<<<<

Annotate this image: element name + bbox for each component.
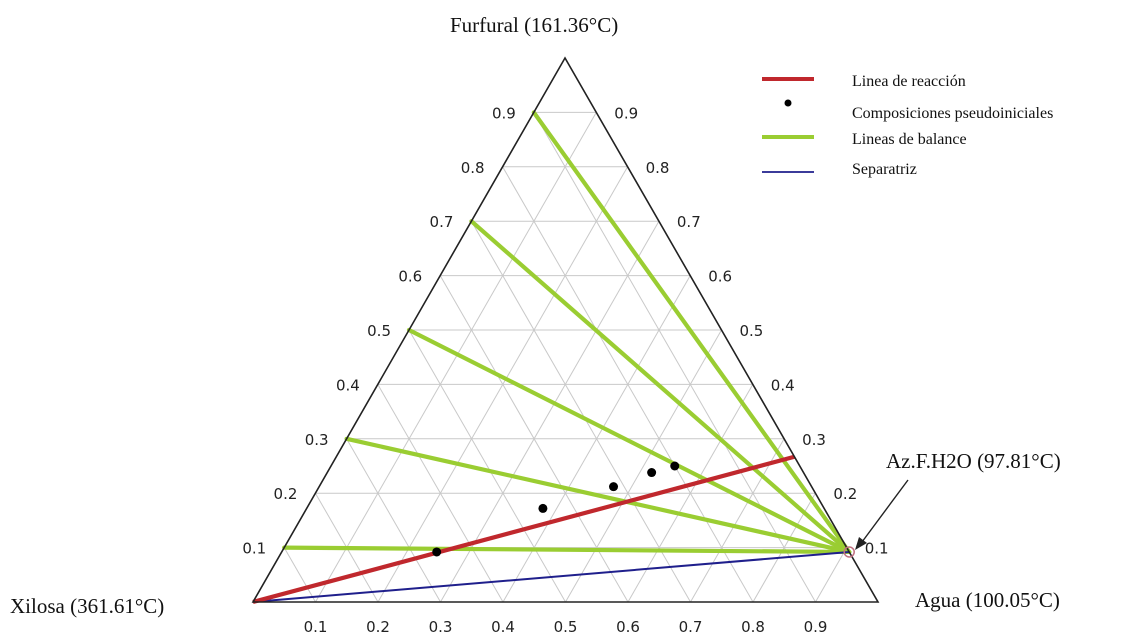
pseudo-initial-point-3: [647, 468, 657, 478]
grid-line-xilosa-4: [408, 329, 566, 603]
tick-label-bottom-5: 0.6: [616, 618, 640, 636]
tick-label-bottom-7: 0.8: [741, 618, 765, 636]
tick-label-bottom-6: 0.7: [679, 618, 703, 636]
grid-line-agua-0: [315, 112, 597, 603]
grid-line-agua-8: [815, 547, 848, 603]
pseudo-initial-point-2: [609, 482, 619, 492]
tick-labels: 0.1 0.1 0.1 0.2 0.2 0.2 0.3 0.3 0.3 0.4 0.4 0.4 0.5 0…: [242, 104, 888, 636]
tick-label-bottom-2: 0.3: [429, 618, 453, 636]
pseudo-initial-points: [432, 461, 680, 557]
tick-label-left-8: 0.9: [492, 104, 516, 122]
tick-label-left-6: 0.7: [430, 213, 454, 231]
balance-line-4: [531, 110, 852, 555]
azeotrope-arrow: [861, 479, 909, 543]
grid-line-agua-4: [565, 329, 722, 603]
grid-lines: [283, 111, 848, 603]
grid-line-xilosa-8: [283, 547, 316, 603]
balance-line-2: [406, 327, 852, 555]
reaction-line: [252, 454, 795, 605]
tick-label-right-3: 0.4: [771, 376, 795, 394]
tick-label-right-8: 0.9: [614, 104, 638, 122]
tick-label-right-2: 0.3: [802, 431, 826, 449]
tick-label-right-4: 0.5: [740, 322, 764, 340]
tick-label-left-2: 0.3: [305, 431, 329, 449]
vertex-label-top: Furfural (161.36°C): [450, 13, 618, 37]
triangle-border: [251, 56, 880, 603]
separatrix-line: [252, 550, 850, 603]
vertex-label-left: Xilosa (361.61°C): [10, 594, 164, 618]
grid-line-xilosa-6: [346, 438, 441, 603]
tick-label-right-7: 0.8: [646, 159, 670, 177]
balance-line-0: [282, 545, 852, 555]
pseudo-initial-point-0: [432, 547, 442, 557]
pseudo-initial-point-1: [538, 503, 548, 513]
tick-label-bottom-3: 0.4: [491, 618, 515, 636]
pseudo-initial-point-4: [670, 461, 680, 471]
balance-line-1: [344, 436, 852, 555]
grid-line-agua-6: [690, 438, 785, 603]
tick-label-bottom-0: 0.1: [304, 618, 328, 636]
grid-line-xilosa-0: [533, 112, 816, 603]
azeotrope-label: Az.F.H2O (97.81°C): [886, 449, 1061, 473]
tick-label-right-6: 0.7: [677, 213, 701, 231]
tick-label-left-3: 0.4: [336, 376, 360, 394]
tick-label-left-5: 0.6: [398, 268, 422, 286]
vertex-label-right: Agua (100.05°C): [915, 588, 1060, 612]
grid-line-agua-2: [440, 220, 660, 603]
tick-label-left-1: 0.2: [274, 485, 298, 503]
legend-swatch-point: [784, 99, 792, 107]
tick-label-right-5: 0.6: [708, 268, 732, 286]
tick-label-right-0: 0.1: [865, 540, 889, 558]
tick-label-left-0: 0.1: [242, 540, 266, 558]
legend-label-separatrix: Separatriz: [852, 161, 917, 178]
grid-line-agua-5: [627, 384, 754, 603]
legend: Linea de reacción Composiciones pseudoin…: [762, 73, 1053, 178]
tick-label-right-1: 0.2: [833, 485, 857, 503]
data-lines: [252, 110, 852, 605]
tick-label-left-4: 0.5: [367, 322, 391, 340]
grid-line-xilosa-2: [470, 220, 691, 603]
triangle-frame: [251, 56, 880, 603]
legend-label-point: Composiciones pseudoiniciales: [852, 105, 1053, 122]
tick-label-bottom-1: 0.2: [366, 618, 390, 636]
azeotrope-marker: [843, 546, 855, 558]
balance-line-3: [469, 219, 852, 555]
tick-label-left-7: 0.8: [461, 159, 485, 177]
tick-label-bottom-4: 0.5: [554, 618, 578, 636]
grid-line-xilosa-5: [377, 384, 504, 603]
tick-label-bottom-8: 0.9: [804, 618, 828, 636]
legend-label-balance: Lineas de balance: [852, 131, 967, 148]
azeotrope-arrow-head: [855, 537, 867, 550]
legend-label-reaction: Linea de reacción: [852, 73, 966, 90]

>>>>

Given exercise: Format the lines above as a JSON list of strings, one string per line, leaving out blank lines and the pictures.

Solution to this task:
[
  "Annotate this image: element name + bbox for each component.",
  "pseudo-initial-point-3: [647, 468, 657, 478]",
  "grid-line-xilosa-4: [408, 329, 566, 603]",
  "tick-label-bottom-5: 0.6: [616, 618, 640, 636]",
  "tick-label-bottom-7: 0.8: [741, 618, 765, 636]",
  "tick-label-bottom-6: 0.7: [679, 618, 703, 636]",
  "grid-line-agua-0: [315, 112, 597, 603]",
  "grid-line-agua-8: [815, 547, 848, 603]",
  "pseudo-initial-point-2: [609, 482, 619, 492]",
  "tick-labels: 0.1 0.1 0.1 0.2 0.2 0.2 0.3 0.3 0.3 0.4 0.4 0.4 0.5 0…: [242, 104, 888, 636]",
  "tick-label-bottom-2: 0.3: [429, 618, 453, 636]",
  "pseudo-initial-points: [432, 461, 680, 557]",
  "tick-label-left-8: 0.9: [492, 104, 516, 122]",
  "tick-label-left-6: 0.7: [430, 213, 454, 231]",
  "balance-line-4: [531, 110, 852, 555]",
  "azeotrope-arrow: [861, 479, 909, 543]",
  "grid-line-agua-4: [565, 329, 722, 603]",
  "grid-lines: [283, 111, 848, 603]",
  "grid-line-xilosa-8: [283, 547, 316, 603]",
  "balance-line-2: [406, 327, 852, 555]",
  "reaction-line: [252, 454, 795, 605]",
  "tick-label-right-3: 0.4: [771, 376, 795, 394]",
  "tick-label-right-8: 0.9: [614, 104, 638, 122]",
  "tick-label-right-2: 0.3: [802, 431, 826, 449]",
  "tick-label-right-4: 0.5: [740, 322, 764, 340]",
  "tick-label-left-2: 0.3: [305, 431, 329, 449]",
  "vertex-label-top: Furfural (161.36°C): [450, 13, 618, 37]",
  "triangle-border: [251, 56, 880, 603]",
  "separatrix-line: [252, 550, 850, 603]",
  "vertex-label-left: Xilosa (361.61°C): [10, 594, 164, 618]",
  "grid-line-xilosa-6: [346, 438, 441, 603]",
  "tick-label-right-7: 0.8: [646, 159, 670, 177]",
  "balance-line-0: [282, 545, 852, 555]",
  "pseudo-initial-point-0: [432, 547, 442, 557]",
  "pseudo-initial-point-1: [538, 503, 548, 513]",
  "tick-label-bottom-3: 0.4: [491, 618, 515, 636]",
  "pseudo-initial-point-4: [670, 461, 680, 471]",
  "balance-line-1: [344, 436, 852, 555]",
  "grid-line-agua-6: [690, 438, 785, 603]",
  "tick-label-bottom-0: 0.1: [304, 618, 328, 636]",
  "grid-line-xilosa-0: [533, 112, 816, 603]",
  "azeotrope-label: Az.F.H2O (97.81°C): [886, 449, 1061, 473]",
  "tick-label-right-6: 0.7: [677, 213, 701, 231]",
  "tick-label-left-3: 0.4: [336, 376, 360, 394]",
  "tick-label-left-5: 0.6: [398, 268, 422, 286]",
  "vertex-label-right: Agua (100.05°C): [915, 588, 1060, 612]",
  "grid-line-agua-2: [440, 220, 660, 603]",
  "tick-label-left-1: 0.2: [274, 485, 298, 503]",
  "legend-swatch-point: [784, 99, 792, 107]",
  "tick-label-right-5: 0.6: [708, 268, 732, 286]",
  "tick-label-right-0: 0.1: [865, 540, 889, 558]",
  "tick-label-left-0: 0.1: [242, 540, 266, 558]",
  "legend-label-separatrix: Separatriz: [852, 161, 917, 178]",
  "grid-line-agua-5: [627, 384, 754, 603]",
  "legend: Linea de reacción Composiciones pseudoin…: [762, 73, 1053, 178]",
  "tick-label-right-1: 0.2: [833, 485, 857, 503]",
  "data-lines: [252, 110, 852, 605]",
  "tick-label-left-4: 0.5: [367, 322, 391, 340]",
  "grid-line-xilosa-2: [470, 220, 691, 603]",
  "triangle-frame: [251, 56, 880, 603]",
  "legend-label-point: Composiciones pseudoiniciales: [852, 105, 1053, 122]",
  "tick-label-bottom-1: 0.2: [366, 618, 390, 636]",
  "azeotrope-marker: [843, 546, 855, 558]",
  "balance-line-3: [469, 219, 852, 555]",
  "tick-label-left-7: 0.8: [461, 159, 485, 177]",
  "tick-label-bottom-4: 0.5: [554, 618, 578, 636]",
  "grid-line-xilosa-5: [377, 384, 504, 603]",
  "tick-label-bottom-8: 0.9: [804, 618, 828, 636]",
  "legend-label-balance: Lineas de balance: [852, 131, 967, 148]",
  "azeotrope-arrow-head: [855, 537, 867, 550]",
  "legend-label-reaction: Linea de reacción: [852, 73, 966, 90]"
]